begin Selected passage

A number of evaluation metrics are recorded during training. The best way to access this data is to use Weights & Biases, then pass your entity (username or team name) to the training script via --wandb-entity <name>.

Training metrics from Weights & Biases. Click to enlarge.

Inference

JavaScript API

Hey Buddy! is distributed as two JavaScript files that should be made available through any implementing web application:

hey-buddy.min.js (90 kB) which provides the HeyBuddy API, and
hey-buddy-worklet.js (1 kB) which implements the Audio Worklet interface which will be imported by the browser using the AudioWorklet API.

You need to make the ONNX runtime available prior to importing the HeyBuddy JS API. The easiest way to do this is to use a JS CDN, like so:

<!-- ONNX Runtime -->
<script src="https://cdn.jsdelivr.net/npm/onnxruntime-web@1.19.0/dist/ort.min.js"></script>
<!-- Hey Buddy API -->
<script src="/path/to/my/website/hey-buddy.min.js"></script>
<!-- Your Code -->
<script>...</script>

You will also need to host the onnx file created by heybuddy convert (see above.)

end Selected passage

- _Job 1_
List the labels of the HTML comments in the code snippet of the Hey Buddy passage above.
The Hey Buddy passage and the listing that comes next have no connection to each other.

begin Given data

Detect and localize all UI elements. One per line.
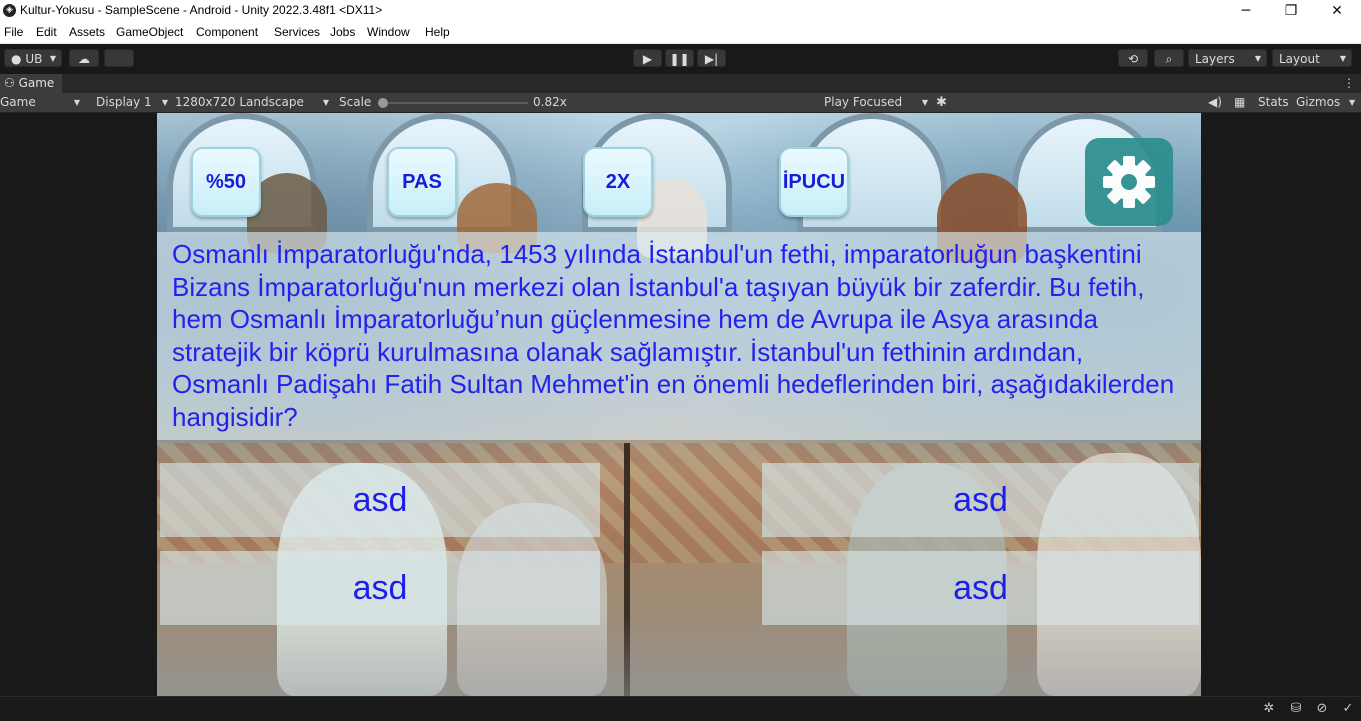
chevron-down-icon: ▼ [161, 98, 168, 107]
tab-game[interactable]: ⚇ Game [0, 74, 63, 93]
progress-check-icon[interactable]: ✓ [1340, 701, 1356, 717]
account-icon: ● [11, 52, 22, 66]
menu-component[interactable]: Component [196, 25, 258, 39]
unity-logo-icon: ◈ [3, 4, 16, 17]
scale-label: Scale [339, 95, 372, 109]
chevron-down-icon: ▼ [1339, 54, 1346, 63]
chevron-down-icon: ▼ [49, 54, 56, 63]
more-options-icon[interactable]: ⋮ [1343, 74, 1355, 93]
menu-bar: File Edit Assets GameObject Component Se… [0, 23, 1361, 44]
menu-help[interactable]: Help [425, 25, 450, 39]
search-icon: ⌕ [1165, 52, 1173, 66]
menu-assets[interactable]: Assets [69, 25, 105, 39]
menu-jobs[interactable]: Jobs [330, 25, 355, 39]
chevron-down-icon: ▼ [1254, 54, 1261, 63]
layers-label: Layers [1195, 52, 1235, 66]
scale-value: 0.82x [533, 95, 567, 109]
slider-handle[interactable] [378, 98, 388, 108]
debug-off-icon[interactable]: ✲ [1261, 701, 1277, 717]
answer-button-d[interactable]: asd [762, 551, 1199, 625]
menu-file[interactable]: File [4, 25, 23, 39]
pause-icon: ❚❚ [669, 52, 690, 66]
resolution-dropdown[interactable]: 1280x720 Landscape ▼ [175, 93, 329, 112]
pause-button[interactable]: ❚❚ [665, 49, 694, 67]
window-title: Kultur-Yokusu - SampleScene - Android - … [20, 3, 383, 17]
close-button[interactable]: ✕ [1314, 0, 1360, 23]
cache-server-icon[interactable]: ⛁ [1288, 701, 1304, 717]
play-icon: ▶ [642, 52, 653, 66]
display-dropdown[interactable]: Display 1 ▼ [96, 93, 168, 112]
gizmos-button[interactable]: Gizmos [1296, 93, 1340, 112]
auto-generate-lighting-icon[interactable]: ⊘ [1314, 701, 1330, 717]
menu-edit[interactable]: Edit [36, 25, 57, 39]
layers-dropdown[interactable]: Layers ▼ [1188, 49, 1267, 67]
play-button[interactable]: ▶ [633, 49, 662, 67]
step-button[interactable]: ▶| [697, 49, 726, 67]
stats-button[interactable]: Stats [1258, 93, 1289, 112]
tab-game-label: Game [18, 76, 55, 90]
menu-window[interactable]: Window [367, 25, 410, 39]
menu-gameobject[interactable]: GameObject [116, 25, 183, 39]
title-bar: ◈ Kultur-Yokusu - SampleScene - Android … [0, 0, 1361, 23]
cloud-icon: ☁ [78, 52, 90, 66]
pass-button[interactable]: PAS [387, 147, 457, 217]
game-mode-label: Game [0, 95, 36, 109]
grid-icon[interactable]: ▦ [1234, 93, 1245, 112]
scale-slider[interactable] [378, 93, 528, 112]
play-mode-dropdown[interactable]: Play Focused ▼ [824, 93, 928, 112]
main-toolbar: ● UB ▼ ☁ ▶ ❚❚ ▶| ⟲ ⌕ Layers ▼ Layout ▼ [0, 44, 1361, 73]
chevron-down-icon: ▼ [73, 98, 80, 107]
collab-button[interactable] [104, 49, 134, 67]
question-panel: Osmanlı İmparatorluğu'nda, 1453 yılında … [157, 232, 1201, 440]
history-icon: ⟲ [1127, 52, 1139, 66]
menu-services[interactable]: Services [274, 25, 320, 39]
floor [157, 613, 1201, 696]
answer-button-a[interactable]: asd [160, 463, 600, 537]
layout-label: Layout [1279, 52, 1320, 66]
bug-icon[interactable]: ✱ [936, 93, 947, 112]
status-bar: ✲ ⛁ ⊘ ✓ [0, 696, 1361, 721]
panel-tab-bar: ⚇ Game ⋮ [0, 74, 1361, 93]
chevron-down-icon[interactable]: ▼ [1349, 93, 1355, 112]
account-dropdown[interactable]: ● UB ▼ [4, 49, 62, 67]
search-button[interactable]: ⌕ [1154, 49, 1184, 67]
settings-button[interactable] [1085, 138, 1173, 226]
layout-dropdown[interactable]: Layout ▼ [1272, 49, 1352, 67]
game-mode-dropdown[interactable]: Game ▼ [0, 93, 84, 112]
step-icon: ▶| [704, 52, 719, 66]
audio-icon[interactable]: ◀) [1208, 93, 1222, 112]
question-text: Osmanlı İmparatorluğu'nda, 1453 yılında … [172, 239, 1175, 432]
chevron-down-icon: ▼ [921, 98, 928, 107]
minimize-button[interactable]: ─ [1223, 0, 1269, 23]
history-button[interactable]: ⟲ [1118, 49, 1148, 67]
gamepad-icon: ⚇ [4, 76, 15, 90]
game-view-toolbar: Game ▼ Display 1 ▼ 1280x720 Landscape ▼ … [0, 93, 1361, 113]
answer-button-c[interactable]: asd [160, 551, 600, 625]
gear-icon [1103, 156, 1155, 208]
hint-button[interactable]: İPUCU [779, 147, 849, 217]
display-label: Display 1 [96, 95, 152, 109]
double-button[interactable]: 2X [583, 147, 653, 217]
resolution-label: 1280x720 Landscape [175, 95, 304, 109]
account-label: UB [25, 52, 43, 66]
restore-button[interactable]: ❐ [1268, 0, 1314, 23]
chevron-down-icon: ▼ [322, 98, 329, 107]
cloud-button[interactable]: ☁ [69, 49, 99, 67]
answer-button-b[interactable]: asd [762, 463, 1199, 537]
slider-track [378, 102, 528, 104]
play-mode-label: Play Focused [824, 95, 903, 109]
fifty-percent-button[interactable]: %50 [191, 147, 261, 217]
game-viewport: %50 PAS 2X İPUCU Osmanlı İmparatorluğu'n… [157, 113, 1201, 696]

end Given data

- _Job 2_
Extract every line of the listing that contains the string "toolbar".

- _Reply 1_
ONNX Runtime
Hey Buddy API
Your Code

- _Reply 2_
main-toolbar: ● UB ▼ ☁ ▶ ❚❚ ▶| ⟲ ⌕ Layers ▼ Layout ▼ [0, 44, 1361, 73]
game-view-toolbar: Game ▼ Display 1 ▼ 1280x720 Landscape ▼ … [0, 93, 1361, 113]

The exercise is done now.